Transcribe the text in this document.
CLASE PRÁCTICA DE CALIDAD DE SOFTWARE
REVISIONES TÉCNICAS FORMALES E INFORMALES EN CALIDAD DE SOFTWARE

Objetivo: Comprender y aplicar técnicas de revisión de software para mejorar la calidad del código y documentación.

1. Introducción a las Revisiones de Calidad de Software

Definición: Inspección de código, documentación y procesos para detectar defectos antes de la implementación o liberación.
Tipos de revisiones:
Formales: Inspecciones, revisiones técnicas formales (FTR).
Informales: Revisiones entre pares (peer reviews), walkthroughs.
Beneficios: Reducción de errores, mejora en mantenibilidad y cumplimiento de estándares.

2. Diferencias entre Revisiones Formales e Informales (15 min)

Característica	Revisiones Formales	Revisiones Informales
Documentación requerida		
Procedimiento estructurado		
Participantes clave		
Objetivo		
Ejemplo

» **Exercise requirements**: Copy the material above, line for line.

» **Task response**:
Transcribe the text in this document.
CLASE PRÁCTICA DE CALIDAD DE SOFTWARE
REVISIONES TÉCNICAS FORMALES E INFORMALES EN CALIDAD DE SOFTWARE

Objetivo: Comprender y aplicar técnicas de revisión de software para mejorar la calidad del código y documentación.

1. Introducción a las Revisiones de Calidad de Software

Definición: Inspección de código, documentación y procesos para detectar defectos antes de la implementación o liberación.
Tipos de revisiones:
Formales: Inspecciones, revisiones técnicas formales (FTR).
Informales: Revisiones entre pares (peer reviews), walkthroughs.
Beneficios: Reducción de errores, mejora en mantenibilidad y cumplimiento de estándares.

2. Diferencias entre Revisiones Formales e Informales (15 min)

Característica	Revisiones Formales	Revisiones Informales
Documentación requerida		
Procedimiento estructurado		
Participantes clave		
Objetivo		
Ejemplo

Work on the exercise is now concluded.